» **Figure data in JSON**
::::::

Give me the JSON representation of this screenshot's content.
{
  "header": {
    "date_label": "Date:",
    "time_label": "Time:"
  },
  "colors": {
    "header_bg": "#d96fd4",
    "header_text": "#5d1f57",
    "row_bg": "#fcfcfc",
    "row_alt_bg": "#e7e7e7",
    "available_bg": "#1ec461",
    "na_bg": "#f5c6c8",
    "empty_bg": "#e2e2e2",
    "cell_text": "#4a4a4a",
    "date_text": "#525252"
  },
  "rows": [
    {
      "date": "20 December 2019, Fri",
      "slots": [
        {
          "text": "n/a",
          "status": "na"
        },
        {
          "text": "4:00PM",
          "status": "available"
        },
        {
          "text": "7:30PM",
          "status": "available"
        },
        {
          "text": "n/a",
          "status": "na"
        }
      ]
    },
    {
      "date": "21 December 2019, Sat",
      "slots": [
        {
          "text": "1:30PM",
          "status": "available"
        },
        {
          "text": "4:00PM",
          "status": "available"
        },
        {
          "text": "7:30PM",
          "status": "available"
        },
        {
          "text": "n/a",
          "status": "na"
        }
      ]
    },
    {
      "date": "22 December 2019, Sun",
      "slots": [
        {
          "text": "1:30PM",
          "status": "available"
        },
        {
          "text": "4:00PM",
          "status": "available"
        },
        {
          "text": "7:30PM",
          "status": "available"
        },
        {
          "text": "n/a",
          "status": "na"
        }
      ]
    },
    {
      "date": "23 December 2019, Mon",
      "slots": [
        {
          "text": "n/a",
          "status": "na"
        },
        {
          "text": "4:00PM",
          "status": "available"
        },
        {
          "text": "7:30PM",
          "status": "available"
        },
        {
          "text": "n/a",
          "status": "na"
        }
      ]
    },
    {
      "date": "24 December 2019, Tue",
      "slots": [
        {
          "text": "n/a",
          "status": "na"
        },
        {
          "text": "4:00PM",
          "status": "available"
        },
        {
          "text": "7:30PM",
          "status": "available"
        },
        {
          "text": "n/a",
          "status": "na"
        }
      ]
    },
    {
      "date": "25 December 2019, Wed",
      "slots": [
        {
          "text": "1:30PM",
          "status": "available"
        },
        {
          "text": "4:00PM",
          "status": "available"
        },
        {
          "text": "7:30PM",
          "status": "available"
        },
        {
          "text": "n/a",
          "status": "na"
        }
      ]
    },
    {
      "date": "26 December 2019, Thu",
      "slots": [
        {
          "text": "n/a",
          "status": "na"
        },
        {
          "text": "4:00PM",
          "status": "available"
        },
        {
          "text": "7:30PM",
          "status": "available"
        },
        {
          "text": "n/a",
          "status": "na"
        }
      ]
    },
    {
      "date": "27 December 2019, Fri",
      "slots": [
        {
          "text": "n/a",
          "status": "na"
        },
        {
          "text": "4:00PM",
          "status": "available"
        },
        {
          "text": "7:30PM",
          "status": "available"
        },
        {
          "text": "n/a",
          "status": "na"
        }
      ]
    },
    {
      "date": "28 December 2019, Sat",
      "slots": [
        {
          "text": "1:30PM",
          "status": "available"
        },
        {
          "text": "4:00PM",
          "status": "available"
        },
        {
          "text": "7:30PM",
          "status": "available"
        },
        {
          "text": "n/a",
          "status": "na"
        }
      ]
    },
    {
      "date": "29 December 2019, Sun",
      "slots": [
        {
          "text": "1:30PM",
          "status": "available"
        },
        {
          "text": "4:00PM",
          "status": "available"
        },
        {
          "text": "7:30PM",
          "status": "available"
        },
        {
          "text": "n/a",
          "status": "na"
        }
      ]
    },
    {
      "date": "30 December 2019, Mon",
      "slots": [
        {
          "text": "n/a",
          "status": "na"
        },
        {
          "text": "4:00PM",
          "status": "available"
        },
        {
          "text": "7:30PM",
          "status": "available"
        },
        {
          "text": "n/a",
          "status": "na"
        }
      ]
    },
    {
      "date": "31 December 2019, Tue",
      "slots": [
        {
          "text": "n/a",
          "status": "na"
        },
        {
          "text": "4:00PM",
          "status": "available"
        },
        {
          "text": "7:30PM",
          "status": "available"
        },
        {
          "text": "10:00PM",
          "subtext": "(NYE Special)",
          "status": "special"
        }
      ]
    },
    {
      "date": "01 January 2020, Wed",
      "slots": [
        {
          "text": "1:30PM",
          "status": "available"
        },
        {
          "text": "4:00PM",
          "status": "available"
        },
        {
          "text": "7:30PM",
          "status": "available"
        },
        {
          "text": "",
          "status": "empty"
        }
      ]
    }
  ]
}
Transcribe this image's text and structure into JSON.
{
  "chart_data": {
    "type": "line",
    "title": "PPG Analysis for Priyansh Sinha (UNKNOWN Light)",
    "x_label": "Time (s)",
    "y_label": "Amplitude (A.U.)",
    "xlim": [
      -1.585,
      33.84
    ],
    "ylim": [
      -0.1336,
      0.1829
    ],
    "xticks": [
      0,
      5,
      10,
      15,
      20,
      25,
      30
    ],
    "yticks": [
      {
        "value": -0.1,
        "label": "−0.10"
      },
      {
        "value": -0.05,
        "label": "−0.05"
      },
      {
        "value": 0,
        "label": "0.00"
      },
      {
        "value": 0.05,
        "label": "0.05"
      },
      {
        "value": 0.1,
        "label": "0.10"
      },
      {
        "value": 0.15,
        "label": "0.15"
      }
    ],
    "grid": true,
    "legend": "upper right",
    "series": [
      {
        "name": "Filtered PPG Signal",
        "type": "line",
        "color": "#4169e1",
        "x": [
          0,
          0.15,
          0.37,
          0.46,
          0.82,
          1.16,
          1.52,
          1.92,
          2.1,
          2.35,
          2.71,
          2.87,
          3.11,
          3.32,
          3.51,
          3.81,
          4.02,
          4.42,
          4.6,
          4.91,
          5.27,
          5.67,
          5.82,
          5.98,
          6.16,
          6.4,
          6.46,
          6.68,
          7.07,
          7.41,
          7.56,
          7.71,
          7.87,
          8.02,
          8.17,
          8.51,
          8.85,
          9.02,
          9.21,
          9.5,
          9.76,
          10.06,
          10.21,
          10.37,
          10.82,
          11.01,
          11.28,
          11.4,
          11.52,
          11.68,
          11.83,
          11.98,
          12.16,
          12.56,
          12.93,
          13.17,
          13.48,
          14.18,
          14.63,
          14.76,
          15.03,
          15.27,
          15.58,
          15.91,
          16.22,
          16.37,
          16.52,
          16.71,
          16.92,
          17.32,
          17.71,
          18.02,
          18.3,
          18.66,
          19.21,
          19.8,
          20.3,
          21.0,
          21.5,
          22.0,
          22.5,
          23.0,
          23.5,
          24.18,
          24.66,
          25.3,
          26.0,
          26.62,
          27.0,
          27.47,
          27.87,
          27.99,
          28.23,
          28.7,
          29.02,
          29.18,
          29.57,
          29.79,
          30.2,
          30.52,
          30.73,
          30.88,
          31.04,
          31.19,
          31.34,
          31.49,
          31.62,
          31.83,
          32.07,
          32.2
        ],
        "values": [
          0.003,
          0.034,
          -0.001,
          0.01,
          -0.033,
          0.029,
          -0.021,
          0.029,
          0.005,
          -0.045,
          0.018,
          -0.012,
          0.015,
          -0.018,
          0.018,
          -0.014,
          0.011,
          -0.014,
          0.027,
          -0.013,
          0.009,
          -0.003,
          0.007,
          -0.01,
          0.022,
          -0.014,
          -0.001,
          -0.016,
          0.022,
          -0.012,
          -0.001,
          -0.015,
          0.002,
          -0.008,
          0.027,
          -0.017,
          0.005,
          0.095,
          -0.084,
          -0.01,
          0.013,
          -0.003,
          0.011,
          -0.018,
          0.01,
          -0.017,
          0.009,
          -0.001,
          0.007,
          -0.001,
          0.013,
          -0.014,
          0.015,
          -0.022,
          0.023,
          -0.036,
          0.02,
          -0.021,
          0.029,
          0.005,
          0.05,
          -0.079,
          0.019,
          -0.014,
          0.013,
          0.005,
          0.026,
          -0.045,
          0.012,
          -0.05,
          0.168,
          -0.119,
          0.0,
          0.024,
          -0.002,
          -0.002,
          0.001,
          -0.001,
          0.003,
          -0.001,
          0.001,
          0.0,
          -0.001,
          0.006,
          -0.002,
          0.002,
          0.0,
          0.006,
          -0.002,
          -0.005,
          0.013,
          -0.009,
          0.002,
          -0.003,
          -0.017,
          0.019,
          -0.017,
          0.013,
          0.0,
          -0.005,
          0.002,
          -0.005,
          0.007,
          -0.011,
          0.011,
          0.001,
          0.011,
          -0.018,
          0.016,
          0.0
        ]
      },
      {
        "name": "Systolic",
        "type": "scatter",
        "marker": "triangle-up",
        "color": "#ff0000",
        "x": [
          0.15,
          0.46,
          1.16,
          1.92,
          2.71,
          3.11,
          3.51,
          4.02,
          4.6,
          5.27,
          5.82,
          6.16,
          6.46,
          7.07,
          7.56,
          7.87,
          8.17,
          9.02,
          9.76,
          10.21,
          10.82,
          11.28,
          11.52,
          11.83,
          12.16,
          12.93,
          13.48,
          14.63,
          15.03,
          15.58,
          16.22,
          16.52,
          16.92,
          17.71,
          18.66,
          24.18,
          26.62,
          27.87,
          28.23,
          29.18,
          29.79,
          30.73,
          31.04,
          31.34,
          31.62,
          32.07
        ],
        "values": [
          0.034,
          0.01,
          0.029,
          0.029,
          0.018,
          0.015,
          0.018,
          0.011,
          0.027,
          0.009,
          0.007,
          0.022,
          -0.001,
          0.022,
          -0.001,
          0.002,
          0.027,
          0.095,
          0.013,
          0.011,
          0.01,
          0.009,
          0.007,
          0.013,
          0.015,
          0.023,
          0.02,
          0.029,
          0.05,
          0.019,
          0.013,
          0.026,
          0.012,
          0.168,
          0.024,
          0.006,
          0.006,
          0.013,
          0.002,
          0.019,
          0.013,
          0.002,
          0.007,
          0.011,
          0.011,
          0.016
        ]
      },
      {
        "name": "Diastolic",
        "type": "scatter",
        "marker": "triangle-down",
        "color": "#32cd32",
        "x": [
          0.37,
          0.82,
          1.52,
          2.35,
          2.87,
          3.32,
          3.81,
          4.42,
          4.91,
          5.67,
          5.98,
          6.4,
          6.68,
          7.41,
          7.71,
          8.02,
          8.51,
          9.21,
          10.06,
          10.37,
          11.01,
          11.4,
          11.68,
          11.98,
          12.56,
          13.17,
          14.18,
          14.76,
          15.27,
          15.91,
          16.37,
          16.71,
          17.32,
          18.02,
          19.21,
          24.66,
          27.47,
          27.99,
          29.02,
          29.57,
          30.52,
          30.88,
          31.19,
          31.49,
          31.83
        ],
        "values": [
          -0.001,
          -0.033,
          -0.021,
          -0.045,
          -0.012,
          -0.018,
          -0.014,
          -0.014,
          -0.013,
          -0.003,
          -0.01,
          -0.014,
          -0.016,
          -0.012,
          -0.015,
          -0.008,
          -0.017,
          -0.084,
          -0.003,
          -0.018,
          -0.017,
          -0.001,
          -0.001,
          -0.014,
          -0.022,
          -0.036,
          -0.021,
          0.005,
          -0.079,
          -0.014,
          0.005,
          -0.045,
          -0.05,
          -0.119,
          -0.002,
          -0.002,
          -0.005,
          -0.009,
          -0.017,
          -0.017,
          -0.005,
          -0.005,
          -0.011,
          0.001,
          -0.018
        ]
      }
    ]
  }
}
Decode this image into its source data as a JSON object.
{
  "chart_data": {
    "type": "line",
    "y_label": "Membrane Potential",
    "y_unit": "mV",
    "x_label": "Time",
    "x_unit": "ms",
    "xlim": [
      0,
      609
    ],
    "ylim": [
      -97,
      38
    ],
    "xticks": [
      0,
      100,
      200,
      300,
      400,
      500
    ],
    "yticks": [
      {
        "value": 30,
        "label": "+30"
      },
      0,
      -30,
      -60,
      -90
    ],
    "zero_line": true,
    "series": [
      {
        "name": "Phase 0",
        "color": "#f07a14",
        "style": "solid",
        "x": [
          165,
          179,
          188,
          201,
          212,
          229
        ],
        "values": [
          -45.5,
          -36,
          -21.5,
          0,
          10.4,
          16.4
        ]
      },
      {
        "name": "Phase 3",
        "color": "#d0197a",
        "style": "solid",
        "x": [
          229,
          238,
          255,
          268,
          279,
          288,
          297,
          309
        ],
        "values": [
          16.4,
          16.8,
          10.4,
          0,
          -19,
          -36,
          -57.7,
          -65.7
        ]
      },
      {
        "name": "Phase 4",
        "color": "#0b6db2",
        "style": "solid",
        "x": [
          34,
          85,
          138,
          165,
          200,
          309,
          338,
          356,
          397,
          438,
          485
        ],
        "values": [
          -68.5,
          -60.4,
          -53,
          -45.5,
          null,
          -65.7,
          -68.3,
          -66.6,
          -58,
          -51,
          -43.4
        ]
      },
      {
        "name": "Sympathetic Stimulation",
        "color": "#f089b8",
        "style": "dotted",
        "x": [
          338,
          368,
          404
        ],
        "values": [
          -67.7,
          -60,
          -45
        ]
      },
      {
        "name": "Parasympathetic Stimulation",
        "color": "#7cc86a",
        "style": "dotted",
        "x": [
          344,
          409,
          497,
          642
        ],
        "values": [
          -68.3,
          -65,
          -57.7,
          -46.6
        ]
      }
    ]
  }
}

::::::

» **Direction**
From the material above, count the lines that include "Time" and give only the total.

» **Response to the task**
3